Brief —
Copy out the listing that follows, exact in every word, and skip the images.

[Extracted data entries]
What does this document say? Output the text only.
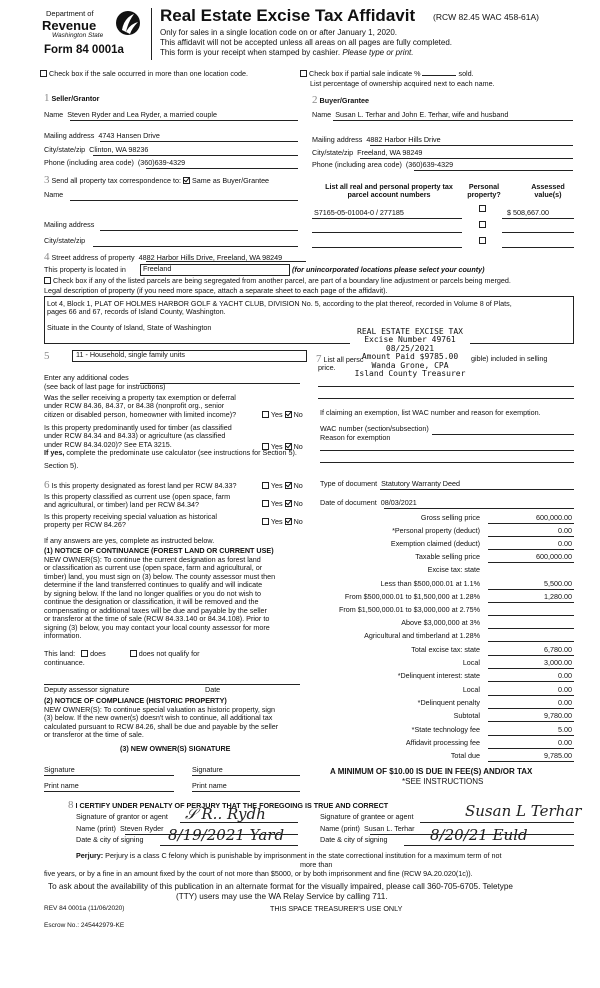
Department of
Revenue
Washington State
Form 84 0001a
Real Estate Excise Tax Affidavit (RCW 82.45 WAC 458-61A)
Only for sales in a single location code on or after January 1, 2020.
This affidavit will not be accepted unless all areas on all pages are fully completed.
This form is your receipt when stamped by cashier. Please type or print.
Check box if the sale occurred in more than one location code.	Check box if partial sale indicate %	sold.
List percentage of ownership acquired next to each name.
1 Seller/Grantor
Name Steven Ryder and Lea Ryder, a married couple
Mailing address 4743 Hansen Drive
City/state/zip Clinton, WA 98236
Phone (including area code) (360)639-4329
2 Buyer/Grantee
Name Susan L. Terhar and John E. Terhar, wife and husband
Mailing address 4882 Harbor Hills Drive
City/state/zip Freeland, WA 98249
Phone (including area code) (360)639-4329
3 Send all property tax correspondence to: Same as Buyer/Grantee
Name
Mailing address
City/state/zip
List all real and personal property tax parcel account numbers
Personal property?
Assessed value(s)
S7165-05-01004-0 / 277185	$ 508,667.00
4 Street address of property 4882 Harbor Hills Drive, Freeland, WA 98249
This property is located in	Freeland	(for unincorporated locations please select your county)
Check box if any of the listed parcels are being segregated from another parcel, are part of a boundary line adjustment or parcels being merged.
Legal description of property (if you need more space, attach a separate sheet to each page of the affidavit).
Lot 4, Block 1, PLAT OF HOLMES HARBOR GOLF & YACHT CLUB, DIVISION No. 5, according to the plat thereof, recorded in Volume 8 of Plats,
pages 66 and 67, records of Island County, Washington.
Situate in the County of Island, State of Washington	REAL ESTATE EXCISE TAX
Excise Number 49761
08/25/2021
Amount Paid $9785.00
Wanda Grone, CPA
Island County Treasurer
5	11 - Household, single family units
Enter any additional codes
(see back of last page for instructions)
Was the seller receiving a property tax exemption or deferral
under RCW 84.36, 84.37, or 84.38 (nonprofit org., senior
citizen or disabled person, homeowner with limited income)?	Yes No
Is this property predominantly used for timber (as classified
under RCW 84.34 and 84.33) or agriculture (as classified
under RCW 84.34.020)? See ETA 3215.
If yes, complete the predominate use calculator (see instructions for Section 5).
Yes No
Section 5).
7 List all persc	gible) included in selling
price.
If claiming an exemption, list WAC number and reason for exemption.
WAC number (section/subsection)
Reason for exemption
Type of document Statutory Warranty Deed
Date of document 08/03/2021
6 Is this property designated as forest land per RCW 84.33?	Yes No
Is this property classified as current use (open space, farm
and agricultural, or timber) land per RCW 84.34?	Yes No
Is this property receiving special valuation as historical
property per RCW 84.26?	Yes No
If any answers are yes, complete as instructed below.
(1) NOTICE OF CONTINUANCE (FOREST LAND OR CURRENT USE)
NEW OWNER(S): To continue the current designation as forest land
or classification as current use (open space, farm and agricultural, or
timber) land, you must sign on (3) below. The county assessor must then
determine if the land transferred continues to qualify and will indicate
by signing below. If the land no longer qualifies or you do not wish to
continue the designation or classification, it will be removed and the
compensating or additional taxes will be due and payable by the seller
or transferor at the time of sale (RCW 84.33.140 or 84.34.108). Prior to
signing (3) below, you may contact your local county assessor for more
information.
This land: does	does not qualify for
continuance.
Deputy assessor signature	Date
(2) NOTICE OF COMPLIANCE (HISTORIC PROPERTY)
NEW OWNER(S): To continue special valuation as historic property, sign
(3) below. If the new owner(s) doesn't wish to continue, all additional tax
calculated pursuant to RCW 84.26, shall be due and payable by the seller
or transferor at the time of sale.
(3) NEW OWNER(S) SIGNATURE
Signature	Signature
Print name	Print name
Gross selling price	600,000.00
*Personal property (deduct)	0.00
Exemption claimed (deduct)	0.00
Taxable selling price	600,000.00
Excise tax: state
Less than $500,000.01 at 1.1%	5,500.00
From $500,000.01 to $1,500,000 at 1.28%	1,280.00
From $1,500,000.01 to $3,000,000 at 2.75%
Above $3,000,000 at 3%
Agricultural and timberland at 1.28%
Total excise tax: state	6,780.00
Local	3,000.00
*Delinquent interest: state	0.00
Local	0.00
*Delinquent penalty	0.00
Subtotal	9,780.00
*State technology fee	5.00
Affidavit processing fee	0.00
Total due	9,785.00
A MINIMUM OF $10.00 IS DUE IN FEE(S) AND/OR TAX
*SEE INSTRUCTIONS
8 I CERTIFY UNDER PENALTY OF PERJURY THAT THE FOREGOING IS TRUE AND CORRECT
Signature of grantor or agent 𝒮 R.. Rydh
Name (print) Steven Ryder
Date & city of signing 8/19/2021 Yard
Signature of grantee or agent	Susan L Terhar
Name (print) Susan L. Terhar
Date & city of signing	8/20/21 Euld
Perjury: Perjury is a class C felony which is punishable by imprisonment in the state correctional institution for a maximum term of not
more than
five years, or by a fine in an amount fixed by the court of not more than $5000, or by both imprisonment and fine (RCW 9A.20.020(1c)).
To ask about the availability of this publication in an alternate format for the visually impaired, please call 360-705-6705. Teletype
(TTY) users may use the WA Relay Service by calling 711.
REV 84 0001a (11/06/2020)	THIS SPACE TREASURER'S USE ONLY
Escrow No.: 245442979-KE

Expected answer —
What does this document say? Output the text only.
Department of
Revenue
Washington State
Form 84 0001a
Real Estate Excise Tax Affidavit (RCW 82.45 WAC 458-61A)
Only for sales in a single location code on or after January 1, 2020.
This affidavit will not be accepted unless all areas on all pages are fully completed.
This form is your receipt when stamped by cashier. Please type or print.
Check box if the sale occurred in more than one location code.	Check box if partial sale indicate %	sold.
List percentage of ownership acquired next to each name.
1 Seller/Grantor
Name Steven Ryder and Lea Ryder, a married couple
Mailing address 4743 Hansen Drive
City/state/zip Clinton, WA 98236
Phone (including area code) (360)639-4329
2 Buyer/Grantee
Name Susan L. Terhar and John E. Terhar, wife and husband
Mailing address 4882 Harbor Hills Drive
City/state/zip Freeland, WA 98249
Phone (including area code) (360)639-4329
3 Send all property tax correspondence to: Same as Buyer/Grantee
Name
Mailing address
City/state/zip
List all real and personal property tax parcel account numbers
Personal property?
Assessed value(s)
S7165-05-01004-0 / 277185	$ 508,667.00
4 Street address of property 4882 Harbor Hills Drive, Freeland, WA 98249
This property is located in	Freeland	(for unincorporated locations please select your county)
Check box if any of the listed parcels are being segregated from another parcel, are part of a boundary line adjustment or parcels being merged.
Legal description of property (if you need more space, attach a separate sheet to each page of the affidavit).
Lot 4, Block 1, PLAT OF HOLMES HARBOR GOLF & YACHT CLUB, DIVISION No. 5, according to the plat thereof, recorded in Volume 8 of Plats,
pages 66 and 67, records of Island County, Washington.
Situate in the County of Island, State of Washington	REAL ESTATE EXCISE TAX
Excise Number 49761
08/25/2021
Amount Paid $9785.00
Wanda Grone, CPA
Island County Treasurer
5	11 - Household, single family units
Enter any additional codes
(see back of last page for instructions)
Was the seller receiving a property tax exemption or deferral
under RCW 84.36, 84.37, or 84.38 (nonprofit org., senior
citizen or disabled person, homeowner with limited income)?	Yes No
Is this property predominantly used for timber (as classified
under RCW 84.34 and 84.33) or agriculture (as classified
under RCW 84.34.020)? See ETA 3215.
If yes, complete the predominate use calculator (see instructions for Section 5).
Yes No
Section 5).
7 List all persc	gible) included in selling
price.
If claiming an exemption, list WAC number and reason for exemption.
WAC number (section/subsection)
Reason for exemption
Type of document Statutory Warranty Deed
Date of document 08/03/2021
6 Is this property designated as forest land per RCW 84.33?	Yes No
Is this property classified as current use (open space, farm
and agricultural, or timber) land per RCW 84.34?	Yes No
Is this property receiving special valuation as historical
property per RCW 84.26?	Yes No
If any answers are yes, complete as instructed below.
(1) NOTICE OF CONTINUANCE (FOREST LAND OR CURRENT USE)
NEW OWNER(S): To continue the current designation as forest land
or classification as current use (open space, farm and agricultural, or
timber) land, you must sign on (3) below. The county assessor must then
determine if the land transferred continues to qualify and will indicate
by signing below. If the land no longer qualifies or you do not wish to
continue the designation or classification, it will be removed and the
compensating or additional taxes will be due and payable by the seller
or transferor at the time of sale (RCW 84.33.140 or 84.34.108). Prior to
signing (3) below, you may contact your local county assessor for more
information.
This land: does	does not qualify for
continuance.
Deputy assessor signature	Date
(2) NOTICE OF COMPLIANCE (HISTORIC PROPERTY)
NEW OWNER(S): To continue special valuation as historic property, sign
(3) below. If the new owner(s) doesn't wish to continue, all additional tax
calculated pursuant to RCW 84.26, shall be due and payable by the seller
or transferor at the time of sale.
(3) NEW OWNER(S) SIGNATURE
Signature	Signature
Print name	Print name
Gross selling price	600,000.00
*Personal property (deduct)	0.00
Exemption claimed (deduct)	0.00
Taxable selling price	600,000.00
Excise tax: state
Less than $500,000.01 at 1.1%	5,500.00
From $500,000.01 to $1,500,000 at 1.28%	1,280.00
From $1,500,000.01 to $3,000,000 at 2.75%
Above $3,000,000 at 3%
Agricultural and timberland at 1.28%
Total excise tax: state	6,780.00
Local	3,000.00
*Delinquent interest: state	0.00
Local	0.00
*Delinquent penalty	0.00
Subtotal	9,780.00
*State technology fee	5.00
Affidavit processing fee	0.00
Total due	9,785.00
A MINIMUM OF $10.00 IS DUE IN FEE(S) AND/OR TAX
*SEE INSTRUCTIONS
8 I CERTIFY UNDER PENALTY OF PERJURY THAT THE FOREGOING IS TRUE AND CORRECT
Signature of grantor or agent 𝒮 R.. Rydh
Name (print) Steven Ryder
Date & city of signing 8/19/2021 Yard
Signature of grantee or agent	Susan L Terhar
Name (print) Susan L. Terhar
Date & city of signing	8/20/21 Euld
Perjury: Perjury is a class C felony which is punishable by imprisonment in the state correctional institution for a maximum term of not
more than
five years, or by a fine in an amount fixed by the court of not more than $5000, or by both imprisonment and fine (RCW 9A.20.020(1c)).
To ask about the availability of this publication in an alternate format for the visually impaired, please call 360-705-6705. Teletype
(TTY) users may use the WA Relay Service by calling 711.
REV 84 0001a (11/06/2020)	THIS SPACE TREASURER'S USE ONLY
Escrow No.: 245442979-KE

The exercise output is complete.